Figure content listings
____________

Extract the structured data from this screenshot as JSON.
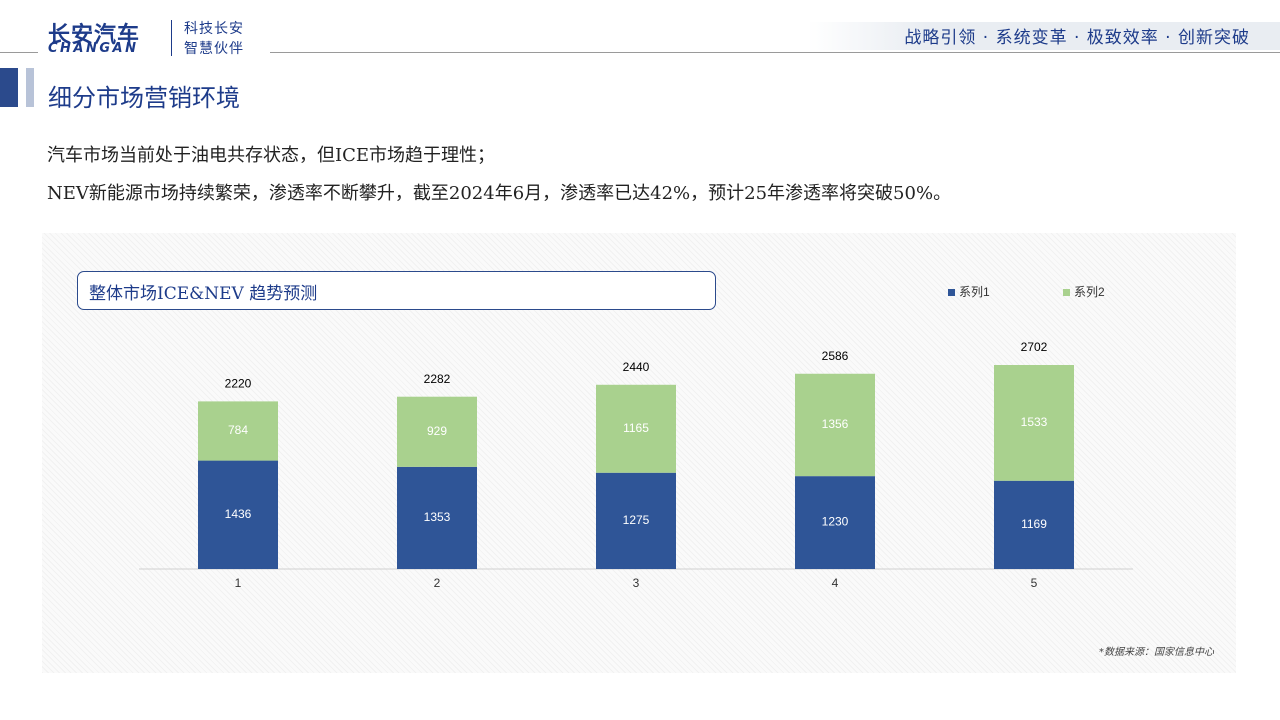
{
  "header": {
    "logo_cn": "长安汽车",
    "logo_en": "CHANGAN",
    "logo_sub1": "科技长安",
    "logo_sub2": "智慧伙伴",
    "slogan": "战略引领 · 系统变革 · 极致效率 · 创新突破"
  },
  "page_title": "细分市场营销环境",
  "description": {
    "line1": "汽车市场当前处于油电共存状态，但ICE市场趋于理性；",
    "line2": "NEV新能源市场持续繁荣，渗透率不断攀升，截至2024年6月，渗透率已达42%，预计25年渗透率将突破50%。"
  },
  "chart_box_title": "整体市场ICE&NEV   趋势预测",
  "source_note": "*数据来源：国家信息中心",
  "colors": {
    "series1": "#2f5597",
    "series2": "#a9d18e",
    "brand": "#1d3b8a"
  },
  "chart_data": {
    "type": "bar",
    "stacked": true,
    "categories": [
      "1",
      "2",
      "3",
      "4",
      "5"
    ],
    "series": [
      {
        "name": "系列1",
        "values": [
          1436,
          1353,
          1275,
          1230,
          1169
        ]
      },
      {
        "name": "系列2",
        "values": [
          784,
          929,
          1165,
          1356,
          1533
        ]
      }
    ],
    "totals": [
      2220,
      2282,
      2440,
      2586,
      2702
    ],
    "legend": "top-right",
    "grid": false,
    "ylim": [
      0,
      2702
    ]
  }
}
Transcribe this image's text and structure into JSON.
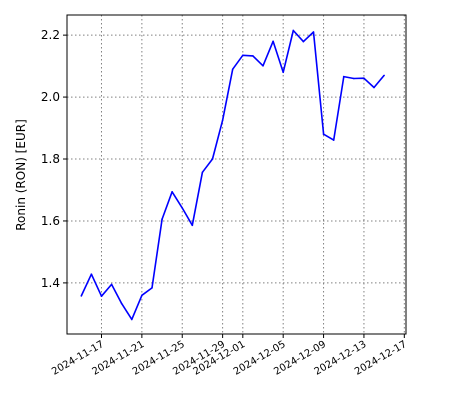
{
  "chart_data": {
    "type": "line",
    "title": "",
    "xlabel": "",
    "ylabel": "Ronin (RON) [EUR]",
    "grid": true,
    "x_ticks": [
      "2024-11-17",
      "2024-11-21",
      "2024-11-25",
      "2024-11-29",
      "2024-12-01",
      "2024-12-05",
      "2024-12-09",
      "2024-12-13",
      "2024-12-17"
    ],
    "y_ticks": [
      1.4,
      1.6,
      1.8,
      2.0,
      2.2
    ],
    "xlim": [
      "2024-11-13T14:00",
      "2024-12-17T04:00"
    ],
    "ylim": [
      1.235,
      2.265
    ],
    "line_color": "#0000ff",
    "grid_color": "#808080",
    "series": [
      {
        "x": [
          "2024-11-15",
          "2024-11-16",
          "2024-11-17",
          "2024-11-18",
          "2024-11-19",
          "2024-11-20",
          "2024-11-21",
          "2024-11-22",
          "2024-11-23",
          "2024-11-24",
          "2024-11-25",
          "2024-11-26",
          "2024-11-27",
          "2024-11-28",
          "2024-11-29",
          "2024-11-30",
          "2024-12-01",
          "2024-12-02",
          "2024-12-03",
          "2024-12-04",
          "2024-12-05",
          "2024-12-06",
          "2024-12-07",
          "2024-12-08",
          "2024-12-09",
          "2024-12-10",
          "2024-12-11",
          "2024-12-12",
          "2024-12-13",
          "2024-12-14",
          "2024-12-15"
        ],
        "values": [
          1.358,
          1.428,
          1.357,
          1.395,
          1.333,
          1.282,
          1.36,
          1.384,
          1.606,
          1.694,
          1.642,
          1.586,
          1.757,
          1.8,
          1.925,
          2.09,
          2.135,
          2.133,
          2.101,
          2.18,
          2.08,
          2.215,
          2.179,
          2.21,
          1.88,
          1.861,
          2.066,
          2.06,
          2.061,
          2.031,
          2.07
        ]
      }
    ]
  }
}
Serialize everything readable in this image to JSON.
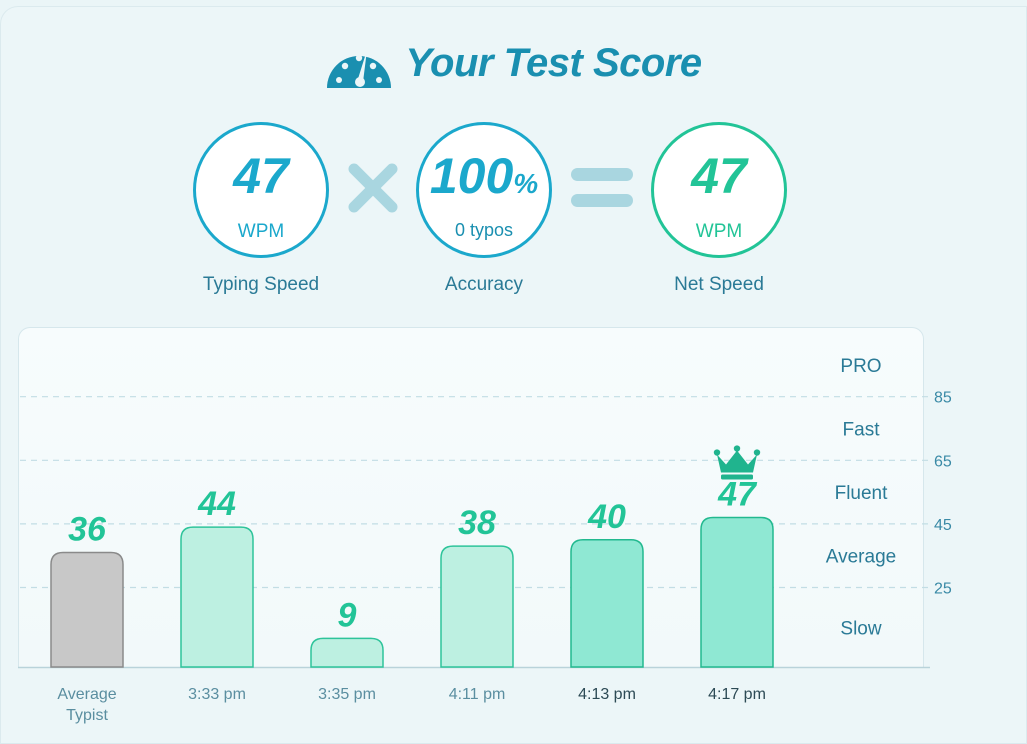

____________

### Objective
Please write out the material from the line containing "Transcribe this image's" to its final line, both inclusive, exactly as it appears; pictures are not part of the copy.

### Task answer
Transcribe this image's text and structure into JSON.
{
  "chart_data": {
    "type": "line",
    "title": "",
    "xlabel": "",
    "ylabel": "Ronin (RON) [EUR]",
    "grid": true,
    "x_ticks": [
      "2024-11-17",
      "2024-11-21",
      "2024-11-25",
      "2024-11-29",
      "2024-12-01",
      "2024-12-05",
      "2024-12-09",
      "2024-12-13",
      "2024-12-17"
    ],
    "y_ticks": [
      1.4,
      1.6,
      1.8,
      2.0,
      2.2
    ],
    "xlim": [
      "2024-11-13T14:00",
      "2024-12-17T04:00"
    ],
    "ylim": [
      1.235,
      2.265
    ],
    "line_color": "#0000ff",
    "grid_color": "#808080",
    "series": [
      {
        "x": [
          "2024-11-15",
          "2024-11-16",
          "2024-11-17",
          "2024-11-18",
          "2024-11-19",
          "2024-11-20",
          "2024-11-21",
          "2024-11-22",
          "2024-11-23",
          "2024-11-24",
          "2024-11-25",
          "2024-11-26",
          "2024-11-27",
          "2024-11-28",
          "2024-11-29",
          "2024-11-30",
          "2024-12-01",
          "2024-12-02",
          "2024-12-03",
          "2024-12-04",
          "2024-12-05",
          "2024-12-06",
          "2024-12-07",
          "2024-12-08",
          "2024-12-09",
          "2024-12-10",
          "2024-12-11",
          "2024-12-12",
          "2024-12-13",
          "2024-12-14",
          "2024-12-15"
        ],
        "values": [
          1.358,
          1.428,
          1.357,
          1.395,
          1.333,
          1.282,
          1.36,
          1.384,
          1.606,
          1.694,
          1.642,
          1.586,
          1.757,
          1.8,
          1.925,
          2.09,
          2.135,
          2.133,
          2.101,
          2.18,
          2.08,
          2.215,
          2.179,
          2.21,
          1.88,
          1.861,
          2.066,
          2.06,
          2.061,
          2.031,
          2.07
        ]
      }
    ]
  }
}
Serialize everything readable in this image to JSON.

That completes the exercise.